» **Problem details**:
Go through the records and copy each line where the word "history" occurs.

» **Supplied records**:
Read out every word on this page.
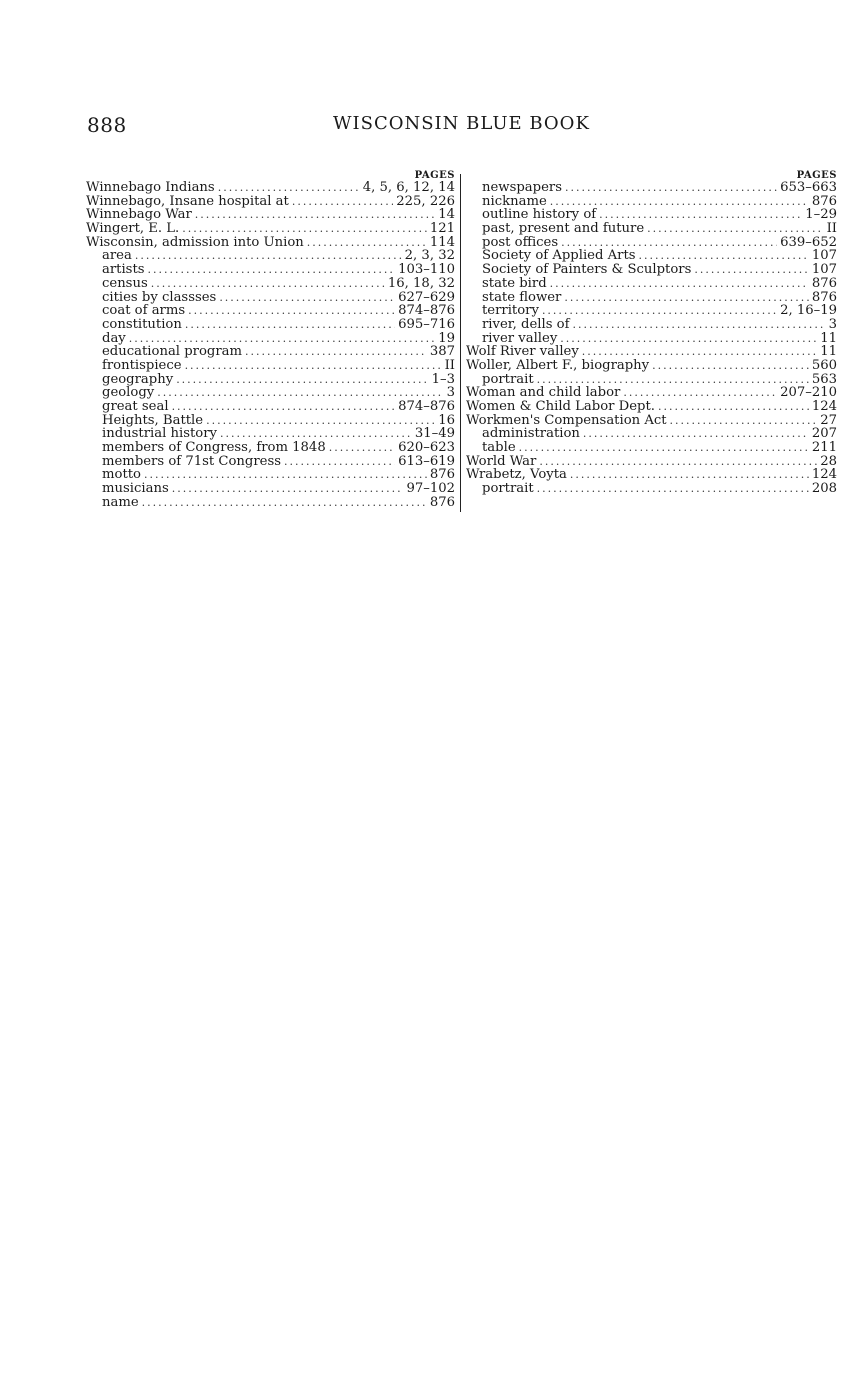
888	WISCONSIN BLUE BOOK
PAGES
Winnebago Indians .....	4, 5, 6, 12, 14
Winnebago, Insane hospital at .....	225, 226
Winnebago War .....	14
Wingert, E. L. .....	121
Wisconsin, admission into Union .....	114
area .....	2, 3, 32
artists .....	103–110
census .....	16, 18, 32
cities by classses .....	627–629
coat of arms .....	874–876
constitution .....	695–716
day .....	19
educational program .....	387
frontispiece .....	II
geography .....	1–3
geology .....	3
great seal .....	874–876
Heights, Battle .....	16
industrial history .....	31–49
members of Congress, from 1848 .....	620–623
members of 71st Congress .....	613–619
motto .....	876
musicians .....	97–102
name .....	876
PAGES
newspapers .....	653–663
nickname .....	876
outline history of .....	1–29
past, present and future .....	II
post offices .....	639–652
Society of Applied Arts .....	107
Society of Painters & Sculptors .....	107
state bird .....	876
state flower .....	876
territory .....	2, 16–19
river, dells of .....	3
river valley .....	11
Wolf River valley .....	11
Woller, Albert F., biography .....	560
portrait .....	563
Woman and child labor .....	207–210
Women & Child Labor Dept. .....	124
Workmen's Compensation Act .....	27
administration .....	207
table .....	211
World War .....	28
Wrabetz, Voyta .....	124
portrait .....	208
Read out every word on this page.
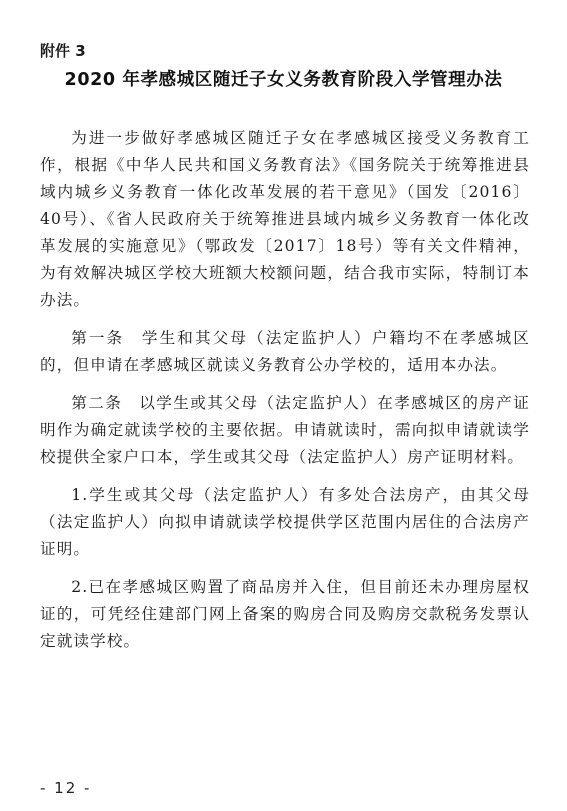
附件 3
2020 年孝感城区随迁子女义务教育阶段入学管理办法

为进一步做好孝感城区随迁子女在孝感城区接受义务教育工作，根据《中华人民共和国义务教育法》《国务院关于统筹推进县域内城乡义务教育一体化改革发展的若干意见》（国发〔2016〕40号）、《省人民政府关于统筹推进县域内城乡义务教育一体化改革发展的实施意见》（鄂政发〔2017〕18号）等有关文件精神，为有效解决城区学校大班额大校额问题，结合我市实际，特制订本办法。

第一条　学生和其父母（法定监护人）户籍均不在孝感城区的，但申请在孝感城区就读义务教育公办学校的，适用本办法。

第二条　以学生或其父母（法定监护人）在孝感城区的房产证明作为确定就读学校的主要依据。申请就读时，需向拟申请就读学校提供全家户口本，学生或其父母（法定监护人）房产证明材料。

1.学生或其父母（法定监护人）有多处合法房产，由其父母（法定监护人）向拟申请就读学校提供学区范围内居住的合法房产证明。

2.已在孝感城区购置了商品房并入住，但目前还未办理房屋权证的，可凭经住建部门网上备案的购房合同及购房交款税务发票认定就读学校。

- 12 -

» **The solution**:
industrial history .....	31–49
outline history of .....	1–29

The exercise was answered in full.